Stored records

*-*-*

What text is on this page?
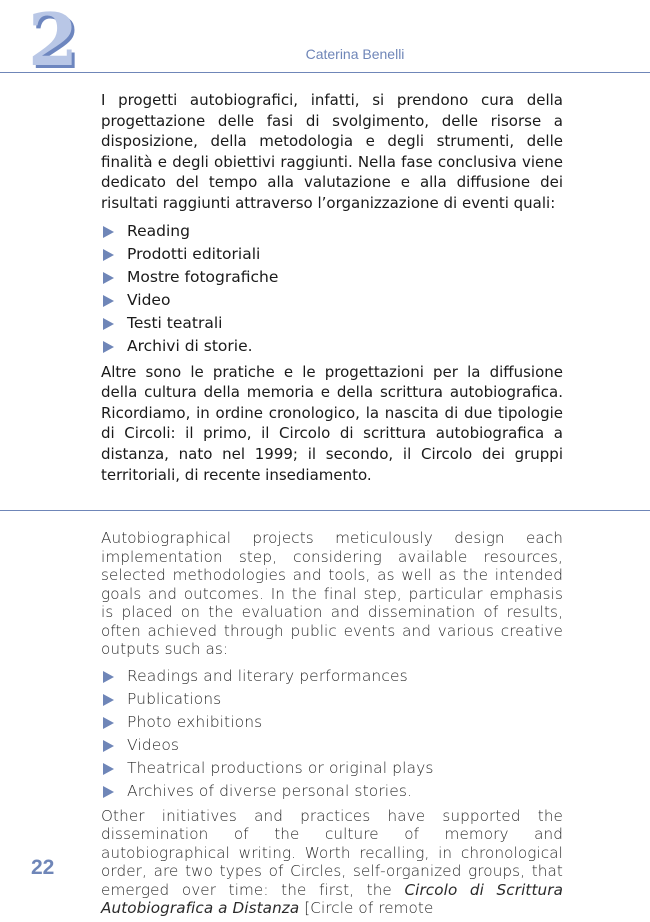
2	Caterina Benelli

I progetti autobiografici, infatti, si prendono cura della progettazione delle fasi di svolgimento, delle risorse a disposizione, della metodologia e degli strumenti, delle finalità e degli obiettivi raggiunti. Nella fase conclusiva viene dedicato del tempo alla valutazione e alla diffusione dei risultati raggiunti attraverso l’organizzazione di eventi quali:

Reading
Prodotti editoriali
Mostre fotografiche
Video
Testi teatrali
Archivi di storie.

Altre sono le pratiche e le progettazioni per la diffusione della cultura della memoria e della scrittura autobiografica. Ricordiamo, in ordine cronologico, la nascita di due tipologie di Circoli: il primo, il Circolo di scrittura autobiografica a distanza, nato nel 1999; il secondo, il Circolo dei gruppi territoriali, di recente insediamento.

Autobiographical projects meticulously design each implementation step, considering available resources, selected methodologies and tools, as well as the intended goals and outcomes. In the final step, particular emphasis is placed on the evaluation and dissemination of results, often achieved through public events and various creative outputs such as:

Readings and literary performances
Publications
Photo exhibitions
Videos
Theatrical productions or original plays
Archives of diverse personal stories.

Other initiatives and practices have supported the dissemination of the culture of memory and autobiographical writing. Worth recalling, in chronological order, are two types of Circles, self-organized groups, that emerged over time: the first, the Circolo di Scrittura Autobiografica a Distanza [Circle of remote

22
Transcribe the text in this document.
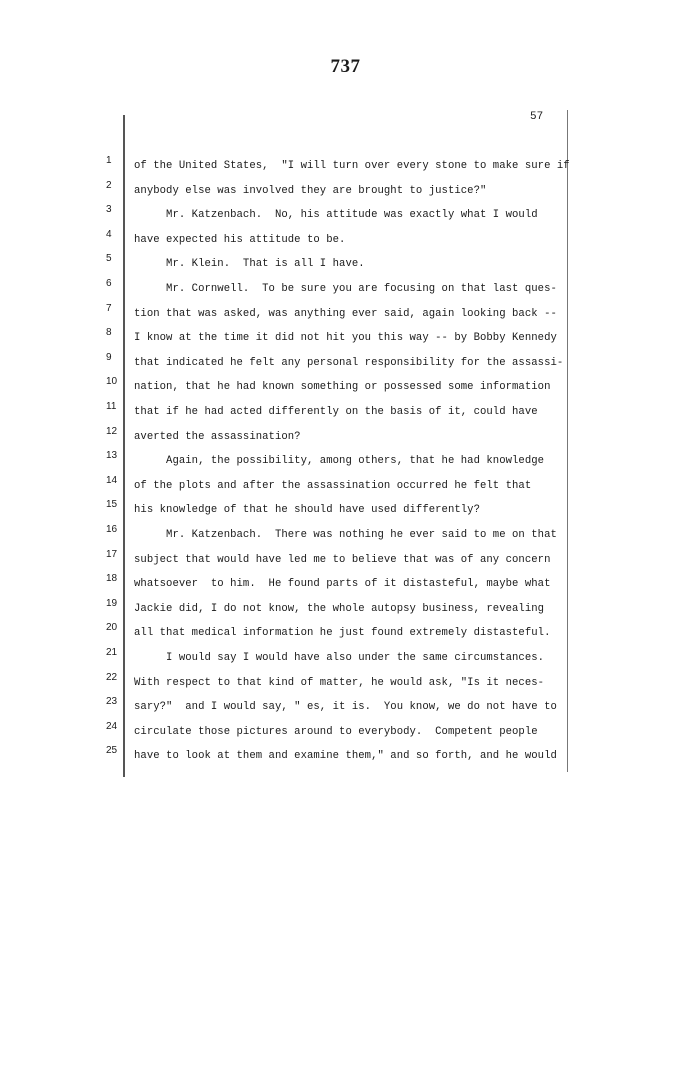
737
57
1	of the United States,  "I will turn over every stone to make sure if
2	anybody else was involved they are brought to justice?"
3	Mr. Katzenbach.  No, his attitude was exactly what I would
4	have expected his attitude to be.
5	Mr. Klein.  That is all I have.
6	Mr. Cornwell.  To be sure you are focusing on that last ques-
7	tion that was asked, was anything ever said, again looking back --
8	I know at the time it did not hit you this way -- by Bobby Kennedy
9	that indicated he felt any personal responsibility for the assassi-
10	nation, that he had known something or possessed some information
11	that if he had acted differently on the basis of it, could have
12	averted the assassination?
13	Again, the possibility, among others, that he had knowledge
14	of the plots and after the assassination occurred he felt that
15	his knowledge of that he should have used differently?
16	Mr. Katzenbach.  There was nothing he ever said to me on that
17	subject that would have led me to believe that was of any concern
18	whatsoever  to him.  He found parts of it distasteful, maybe what
19	Jackie did, I do not know, the whole autopsy business, revealing
20	all that medical information he just found extremely distasteful.
21	I would say I would have also under the same circumstances.
22	With respect to that kind of matter, he would ask, "Is it neces-
23	sary?"  and I would say, " es, it is.  You know, we do not have to
24	circulate those pictures around to everybody.  Competent people
25	have to look at them and examine them," and so forth, and he would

*-*-*

[Given problem] Exactly how many lines in the data above contain the word "assassination"? Respond with the number and nothing more.

[Right answer] 2